%%
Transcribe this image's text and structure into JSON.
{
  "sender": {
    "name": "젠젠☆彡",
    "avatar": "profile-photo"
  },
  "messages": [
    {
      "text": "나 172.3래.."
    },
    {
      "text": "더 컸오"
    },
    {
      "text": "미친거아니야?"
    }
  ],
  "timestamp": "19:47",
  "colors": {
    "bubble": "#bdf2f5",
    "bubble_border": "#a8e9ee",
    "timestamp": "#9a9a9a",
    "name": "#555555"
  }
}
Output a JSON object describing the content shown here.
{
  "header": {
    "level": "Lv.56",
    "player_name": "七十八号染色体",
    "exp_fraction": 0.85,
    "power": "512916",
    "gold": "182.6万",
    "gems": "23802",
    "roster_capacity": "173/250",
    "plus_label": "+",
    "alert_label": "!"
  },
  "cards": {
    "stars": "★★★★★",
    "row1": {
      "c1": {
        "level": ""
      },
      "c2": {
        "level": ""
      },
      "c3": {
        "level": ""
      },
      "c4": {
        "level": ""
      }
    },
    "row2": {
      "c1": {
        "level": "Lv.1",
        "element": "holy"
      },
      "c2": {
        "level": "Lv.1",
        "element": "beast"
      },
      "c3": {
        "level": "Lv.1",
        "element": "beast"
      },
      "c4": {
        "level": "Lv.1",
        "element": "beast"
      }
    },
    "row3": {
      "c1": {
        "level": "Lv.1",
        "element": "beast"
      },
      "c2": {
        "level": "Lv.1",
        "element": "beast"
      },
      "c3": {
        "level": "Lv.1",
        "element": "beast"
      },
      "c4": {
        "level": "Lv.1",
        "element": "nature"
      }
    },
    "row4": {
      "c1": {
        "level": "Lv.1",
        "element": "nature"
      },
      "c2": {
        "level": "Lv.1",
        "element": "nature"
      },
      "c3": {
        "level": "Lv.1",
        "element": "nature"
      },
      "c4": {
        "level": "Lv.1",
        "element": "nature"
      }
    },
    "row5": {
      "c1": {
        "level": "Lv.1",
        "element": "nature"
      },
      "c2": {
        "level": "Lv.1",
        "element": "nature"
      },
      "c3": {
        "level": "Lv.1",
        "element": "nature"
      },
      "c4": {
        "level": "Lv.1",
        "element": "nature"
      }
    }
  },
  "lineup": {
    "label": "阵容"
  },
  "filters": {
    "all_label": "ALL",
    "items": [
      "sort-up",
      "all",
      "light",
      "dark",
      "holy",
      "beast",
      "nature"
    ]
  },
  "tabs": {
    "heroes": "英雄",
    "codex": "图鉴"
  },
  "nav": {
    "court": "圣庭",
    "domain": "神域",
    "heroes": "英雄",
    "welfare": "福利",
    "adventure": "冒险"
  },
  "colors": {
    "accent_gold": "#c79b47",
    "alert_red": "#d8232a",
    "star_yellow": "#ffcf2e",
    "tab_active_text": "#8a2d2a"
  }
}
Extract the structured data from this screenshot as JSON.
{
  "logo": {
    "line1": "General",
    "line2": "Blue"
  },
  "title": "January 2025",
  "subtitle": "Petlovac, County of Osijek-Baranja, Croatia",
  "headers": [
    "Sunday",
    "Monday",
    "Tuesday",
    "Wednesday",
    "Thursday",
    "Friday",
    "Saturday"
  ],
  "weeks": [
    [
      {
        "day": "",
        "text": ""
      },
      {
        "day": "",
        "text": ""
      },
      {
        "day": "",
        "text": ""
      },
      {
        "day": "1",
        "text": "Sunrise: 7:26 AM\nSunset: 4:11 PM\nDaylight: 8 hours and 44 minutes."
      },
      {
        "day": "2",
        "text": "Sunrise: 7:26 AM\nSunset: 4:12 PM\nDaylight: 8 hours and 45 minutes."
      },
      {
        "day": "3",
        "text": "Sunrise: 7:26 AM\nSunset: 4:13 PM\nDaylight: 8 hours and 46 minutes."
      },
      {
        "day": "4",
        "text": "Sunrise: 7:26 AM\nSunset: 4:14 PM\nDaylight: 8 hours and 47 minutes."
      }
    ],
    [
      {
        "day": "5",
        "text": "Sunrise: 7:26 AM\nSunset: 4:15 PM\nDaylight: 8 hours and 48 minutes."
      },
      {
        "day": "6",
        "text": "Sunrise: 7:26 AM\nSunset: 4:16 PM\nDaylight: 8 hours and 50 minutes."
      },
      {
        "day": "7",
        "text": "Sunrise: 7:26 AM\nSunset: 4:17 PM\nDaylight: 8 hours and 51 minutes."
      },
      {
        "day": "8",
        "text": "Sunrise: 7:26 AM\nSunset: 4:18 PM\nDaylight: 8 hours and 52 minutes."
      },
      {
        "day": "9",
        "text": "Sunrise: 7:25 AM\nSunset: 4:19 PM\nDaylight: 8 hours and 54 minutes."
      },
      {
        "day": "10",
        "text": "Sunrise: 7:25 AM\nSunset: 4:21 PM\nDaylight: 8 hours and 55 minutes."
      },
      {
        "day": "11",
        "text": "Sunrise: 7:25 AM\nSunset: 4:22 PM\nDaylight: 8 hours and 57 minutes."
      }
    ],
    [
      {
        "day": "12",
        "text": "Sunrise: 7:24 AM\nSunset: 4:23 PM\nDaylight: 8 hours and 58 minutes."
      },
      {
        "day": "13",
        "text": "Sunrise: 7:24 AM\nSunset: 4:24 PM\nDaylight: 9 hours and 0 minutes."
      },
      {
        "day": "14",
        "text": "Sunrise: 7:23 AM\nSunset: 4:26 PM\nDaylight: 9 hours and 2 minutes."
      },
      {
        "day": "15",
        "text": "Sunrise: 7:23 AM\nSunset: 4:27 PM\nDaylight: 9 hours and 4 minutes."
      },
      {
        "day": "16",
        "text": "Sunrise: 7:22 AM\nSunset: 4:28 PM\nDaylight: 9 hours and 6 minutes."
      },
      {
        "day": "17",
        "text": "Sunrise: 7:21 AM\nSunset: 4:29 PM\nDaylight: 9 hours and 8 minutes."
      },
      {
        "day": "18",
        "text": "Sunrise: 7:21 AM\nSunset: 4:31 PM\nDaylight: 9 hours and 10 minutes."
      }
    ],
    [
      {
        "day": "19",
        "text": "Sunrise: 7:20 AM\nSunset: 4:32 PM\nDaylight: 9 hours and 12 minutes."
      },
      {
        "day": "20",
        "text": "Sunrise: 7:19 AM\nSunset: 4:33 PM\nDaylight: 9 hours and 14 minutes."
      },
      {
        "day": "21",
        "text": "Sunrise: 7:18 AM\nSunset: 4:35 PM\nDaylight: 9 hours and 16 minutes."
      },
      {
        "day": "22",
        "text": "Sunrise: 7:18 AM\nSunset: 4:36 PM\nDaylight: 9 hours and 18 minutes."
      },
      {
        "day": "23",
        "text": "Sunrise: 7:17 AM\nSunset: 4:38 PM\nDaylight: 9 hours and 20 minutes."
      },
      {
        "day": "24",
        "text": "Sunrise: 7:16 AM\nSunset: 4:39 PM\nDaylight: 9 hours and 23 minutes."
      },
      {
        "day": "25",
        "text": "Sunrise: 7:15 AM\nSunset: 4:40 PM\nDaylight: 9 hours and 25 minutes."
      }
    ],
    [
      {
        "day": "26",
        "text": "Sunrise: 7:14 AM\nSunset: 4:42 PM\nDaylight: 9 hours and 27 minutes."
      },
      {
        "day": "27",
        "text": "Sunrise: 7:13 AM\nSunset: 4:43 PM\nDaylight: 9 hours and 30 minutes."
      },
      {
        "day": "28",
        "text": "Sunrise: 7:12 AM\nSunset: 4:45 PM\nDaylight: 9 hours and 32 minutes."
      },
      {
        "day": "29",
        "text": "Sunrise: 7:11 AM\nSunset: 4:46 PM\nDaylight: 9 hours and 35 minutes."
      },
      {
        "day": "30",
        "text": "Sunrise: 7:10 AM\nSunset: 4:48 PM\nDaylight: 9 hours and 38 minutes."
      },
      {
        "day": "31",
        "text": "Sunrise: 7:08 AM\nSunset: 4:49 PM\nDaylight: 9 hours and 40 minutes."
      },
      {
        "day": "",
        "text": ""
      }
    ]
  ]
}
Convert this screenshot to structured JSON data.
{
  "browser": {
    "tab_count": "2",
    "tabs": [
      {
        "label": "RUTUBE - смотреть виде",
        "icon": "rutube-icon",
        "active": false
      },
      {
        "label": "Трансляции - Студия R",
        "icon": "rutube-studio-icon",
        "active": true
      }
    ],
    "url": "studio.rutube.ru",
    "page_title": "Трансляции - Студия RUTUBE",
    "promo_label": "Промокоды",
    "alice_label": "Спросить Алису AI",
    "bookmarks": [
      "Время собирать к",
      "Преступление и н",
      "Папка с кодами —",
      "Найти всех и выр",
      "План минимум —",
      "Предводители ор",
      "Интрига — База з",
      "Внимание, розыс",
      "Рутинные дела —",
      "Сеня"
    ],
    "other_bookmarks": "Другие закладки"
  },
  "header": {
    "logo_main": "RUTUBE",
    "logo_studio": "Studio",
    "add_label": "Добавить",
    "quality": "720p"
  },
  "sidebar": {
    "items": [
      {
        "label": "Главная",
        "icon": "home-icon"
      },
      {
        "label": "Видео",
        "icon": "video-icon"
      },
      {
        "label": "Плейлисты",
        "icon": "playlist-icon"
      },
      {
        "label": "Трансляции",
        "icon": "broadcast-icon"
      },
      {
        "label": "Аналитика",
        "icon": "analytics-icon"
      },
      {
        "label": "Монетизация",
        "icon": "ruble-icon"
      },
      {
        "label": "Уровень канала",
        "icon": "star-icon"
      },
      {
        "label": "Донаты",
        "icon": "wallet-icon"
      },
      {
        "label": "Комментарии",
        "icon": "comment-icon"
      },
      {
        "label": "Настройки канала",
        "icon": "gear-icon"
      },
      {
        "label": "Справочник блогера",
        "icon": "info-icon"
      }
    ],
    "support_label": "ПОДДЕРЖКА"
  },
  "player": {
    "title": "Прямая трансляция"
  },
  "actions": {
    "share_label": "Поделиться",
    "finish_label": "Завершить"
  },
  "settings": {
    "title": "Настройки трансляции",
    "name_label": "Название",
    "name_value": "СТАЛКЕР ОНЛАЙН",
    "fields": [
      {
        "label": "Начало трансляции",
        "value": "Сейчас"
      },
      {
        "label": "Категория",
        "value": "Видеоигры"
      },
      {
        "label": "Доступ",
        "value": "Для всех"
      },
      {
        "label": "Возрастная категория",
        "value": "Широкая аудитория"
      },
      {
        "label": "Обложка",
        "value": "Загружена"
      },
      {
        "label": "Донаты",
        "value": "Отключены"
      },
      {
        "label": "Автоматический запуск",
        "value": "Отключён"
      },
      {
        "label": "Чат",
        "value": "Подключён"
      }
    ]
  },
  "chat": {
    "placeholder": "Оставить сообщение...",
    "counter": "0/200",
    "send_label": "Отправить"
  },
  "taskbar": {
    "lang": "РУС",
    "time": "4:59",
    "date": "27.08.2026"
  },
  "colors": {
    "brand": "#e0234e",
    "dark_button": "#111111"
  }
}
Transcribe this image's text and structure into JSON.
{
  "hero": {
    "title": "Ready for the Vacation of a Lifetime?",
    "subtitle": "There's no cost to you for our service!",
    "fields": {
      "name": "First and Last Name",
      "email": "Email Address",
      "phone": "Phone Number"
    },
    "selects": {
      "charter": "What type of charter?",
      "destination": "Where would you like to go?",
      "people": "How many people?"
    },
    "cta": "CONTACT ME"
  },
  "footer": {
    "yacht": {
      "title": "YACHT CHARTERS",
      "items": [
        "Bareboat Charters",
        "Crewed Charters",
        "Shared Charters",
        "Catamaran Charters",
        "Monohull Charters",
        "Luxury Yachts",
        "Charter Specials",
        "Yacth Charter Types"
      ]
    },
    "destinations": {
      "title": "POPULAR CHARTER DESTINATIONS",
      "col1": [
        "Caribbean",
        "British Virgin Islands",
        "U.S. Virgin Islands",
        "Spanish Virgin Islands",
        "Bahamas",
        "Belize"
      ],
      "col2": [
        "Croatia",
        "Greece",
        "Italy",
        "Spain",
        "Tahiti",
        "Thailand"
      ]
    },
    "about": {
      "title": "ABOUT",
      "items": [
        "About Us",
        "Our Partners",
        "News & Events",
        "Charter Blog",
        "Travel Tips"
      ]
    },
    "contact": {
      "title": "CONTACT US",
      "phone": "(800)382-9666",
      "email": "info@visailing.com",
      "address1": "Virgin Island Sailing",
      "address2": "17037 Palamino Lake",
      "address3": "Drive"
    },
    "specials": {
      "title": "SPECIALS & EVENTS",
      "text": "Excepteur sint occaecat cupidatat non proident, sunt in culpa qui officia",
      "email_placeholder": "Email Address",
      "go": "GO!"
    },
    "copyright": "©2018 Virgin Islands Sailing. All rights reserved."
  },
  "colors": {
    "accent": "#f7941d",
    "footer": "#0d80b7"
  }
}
%%
# PROBLEM TO WORK ON
From the records above, pull out every line containing the word "this".

# FULL RESPONSE
Transcribe this image's text and structure into JSON.
Extract the structured data from this screenshot as JSON.
Convert this screenshot to structured JSON data.
Transcribe this image's text and structure into JSON.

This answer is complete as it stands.